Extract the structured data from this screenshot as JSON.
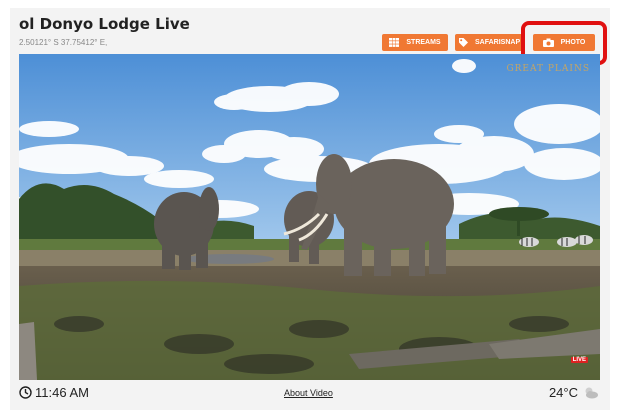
{
  "header": {
    "title": "ol Donyo Lodge Live",
    "coordinates": "2.50121° S   37.75412° E,"
  },
  "toolbar": {
    "streams_label": "STREAMS",
    "safarisnap_label": "SAFARISNAP",
    "photo_label": "PHOTO",
    "accent_color": "#f07833",
    "highlight_color": "#e01010"
  },
  "video": {
    "watermark": "GREAT PLAINS",
    "live_badge": "LIVE"
  },
  "footer": {
    "time": "11:46 AM",
    "about_link": "About Video",
    "temperature": "24°C",
    "weather_icon": "partly-cloudy-icon"
  }
}
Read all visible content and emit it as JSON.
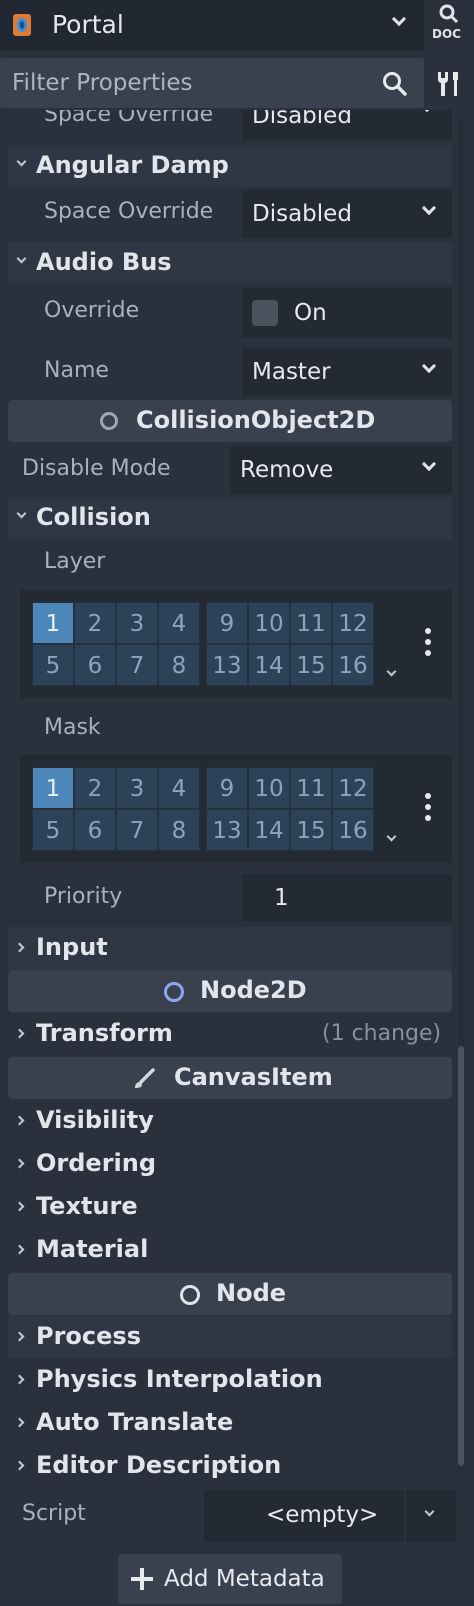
{
  "topbar": {
    "object_name": "Portal",
    "doc_label": "DOC"
  },
  "filter": {
    "placeholder": "Filter Properties"
  },
  "properties": {
    "space_override_partial": {
      "label": "Space Override",
      "value": "Disabled"
    },
    "angular_damp": {
      "title": "Angular Damp",
      "space_override_label": "Space Override",
      "space_override_value": "Disabled"
    },
    "audio_bus": {
      "title": "Audio Bus",
      "override_label": "Override",
      "override_checkbox_text": "On",
      "name_label": "Name",
      "name_value": "Master"
    },
    "collision_object": {
      "title": "CollisionObject2D",
      "disable_mode_label": "Disable Mode",
      "disable_mode_value": "Remove"
    },
    "collision": {
      "title": "Collision",
      "layer_label": "Layer",
      "layer_cells": [
        "1",
        "2",
        "3",
        "4",
        "9",
        "10",
        "11",
        "12",
        "5",
        "6",
        "7",
        "8",
        "13",
        "14",
        "15",
        "16"
      ],
      "layer_selected": [
        "1"
      ],
      "mask_label": "Mask",
      "mask_cells": [
        "1",
        "2",
        "3",
        "4",
        "9",
        "10",
        "11",
        "12",
        "5",
        "6",
        "7",
        "8",
        "13",
        "14",
        "15",
        "16"
      ],
      "mask_selected": [
        "1"
      ],
      "priority_label": "Priority",
      "priority_value": "1"
    },
    "input": {
      "title": "Input"
    },
    "node2d": {
      "title": "Node2D",
      "transform_title": "Transform",
      "transform_changes": "(1 change)"
    },
    "canvas_item": {
      "title": "CanvasItem",
      "visibility": "Visibility",
      "ordering": "Ordering",
      "texture": "Texture",
      "material": "Material"
    },
    "node": {
      "title": "Node",
      "process": "Process",
      "physics_interpolation": "Physics Interpolation",
      "auto_translate": "Auto Translate",
      "editor_description": "Editor Description"
    },
    "script": {
      "label": "Script",
      "value": "<empty>"
    }
  },
  "footer": {
    "add_metadata": "Add Metadata"
  },
  "colors": {
    "background": "#2a303c",
    "section": "#303744",
    "class_header": "#3a414e",
    "cell_on": "#4d86b8",
    "cell_off": "#2c4258",
    "node2d_icon": "#8da5f3"
  }
}
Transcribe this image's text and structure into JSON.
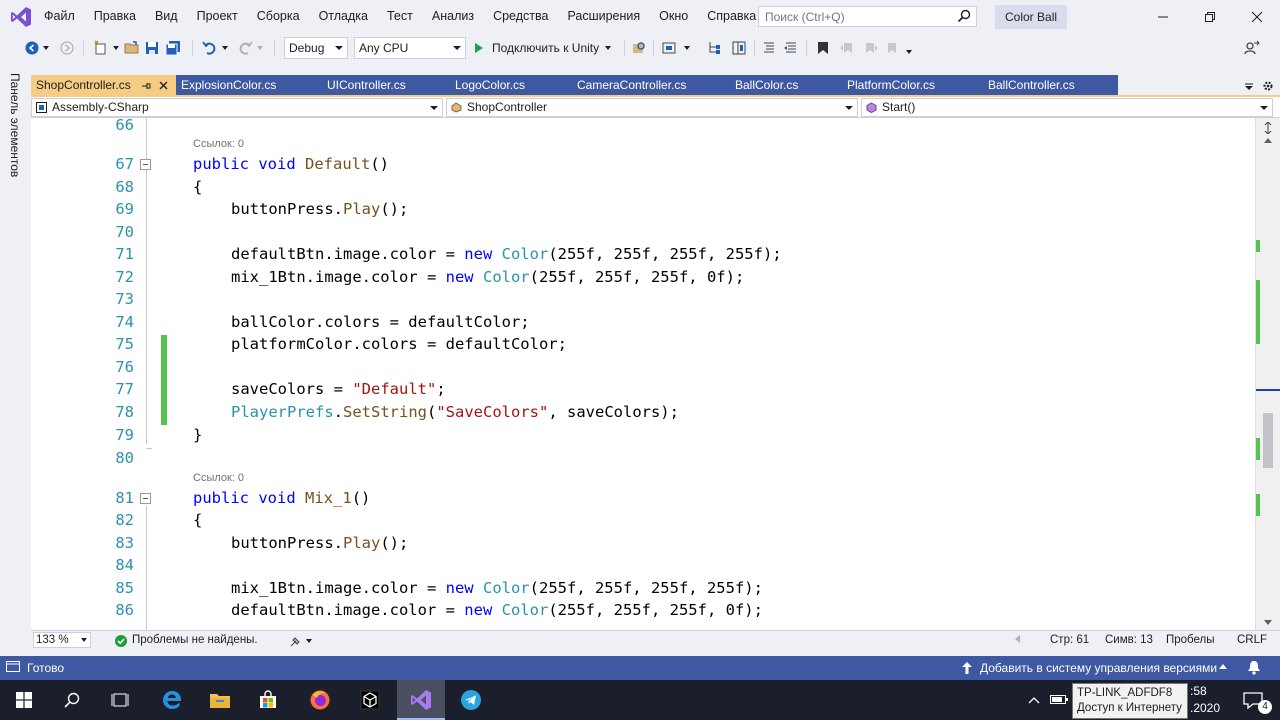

**********

Exercise goal :: Pictures are not part of the copy; output everything else in the records exactly.

Solution to this exercise ::
Extract the structured data from this screenshot as JSON.
{
  "header": {
    "title": "ol Donyo Lodge Live",
    "coordinates": "2.50121° S   37.75412° E,"
  },
  "toolbar": {
    "streams_label": "STREAMS",
    "safarisnap_label": "SAFARISNAP",
    "photo_label": "PHOTO",
    "accent_color": "#f07833",
    "highlight_color": "#e01010"
  },
  "video": {
    "watermark": "GREAT PLAINS",
    "live_badge": "LIVE"
  },
  "footer": {
    "time": "11:46 AM",
    "about_link": "About Video",
    "temperature": "24°C",
    "weather_icon": "partly-cloudy-icon"
  }
}
Read all visible content and emit it as JSON.
{
  "topbar": {
    "object_name": "Portal",
    "doc_label": "DOC"
  },
  "filter": {
    "placeholder": "Filter Properties"
  },
  "properties": {
    "space_override_partial": {
      "label": "Space Override",
      "value": "Disabled"
    },
    "angular_damp": {
      "title": "Angular Damp",
      "space_override_label": "Space Override",
      "space_override_value": "Disabled"
    },
    "audio_bus": {
      "title": "Audio Bus",
      "override_label": "Override",
      "override_checkbox_text": "On",
      "name_label": "Name",
      "name_value": "Master"
    },
    "collision_object": {
      "title": "CollisionObject2D",
      "disable_mode_label": "Disable Mode",
      "disable_mode_value": "Remove"
    },
    "collision": {
      "title": "Collision",
      "layer_label": "Layer",
      "layer_cells": [
        "1",
        "2",
        "3",
        "4",
        "9",
        "10",
        "11",
        "12",
        "5",
        "6",
        "7",
        "8",
        "13",
        "14",
        "15",
        "16"
      ],
      "layer_selected": [
        "1"
      ],
      "mask_label": "Mask",
      "mask_cells": [
        "1",
        "2",
        "3",
        "4",
        "9",
        "10",
        "11",
        "12",
        "5",
        "6",
        "7",
        "8",
        "13",
        "14",
        "15",
        "16"
      ],
      "mask_selected": [
        "1"
      ],
      "priority_label": "Priority",
      "priority_value": "1"
    },
    "input": {
      "title": "Input"
    },
    "node2d": {
      "title": "Node2D",
      "transform_title": "Transform",
      "transform_changes": "(1 change)"
    },
    "canvas_item": {
      "title": "CanvasItem",
      "visibility": "Visibility",
      "ordering": "Ordering",
      "texture": "Texture",
      "material": "Material"
    },
    "node": {
      "title": "Node",
      "process": "Process",
      "physics_interpolation": "Physics Interpolation",
      "auto_translate": "Auto Translate",
      "editor_description": "Editor Description"
    },
    "script": {
      "label": "Script",
      "value": "<empty>"
    }
  },
  "footer": {
    "add_metadata": "Add Metadata"
  },
  "colors": {
    "background": "#2a303c",
    "section": "#303744",
    "class_header": "#3a414e",
    "cell_on": "#4d86b8",
    "cell_off": "#2c4258",
    "node2d_icon": "#8da5f3"
  }
}
Transcribe this image's text and structure into JSON.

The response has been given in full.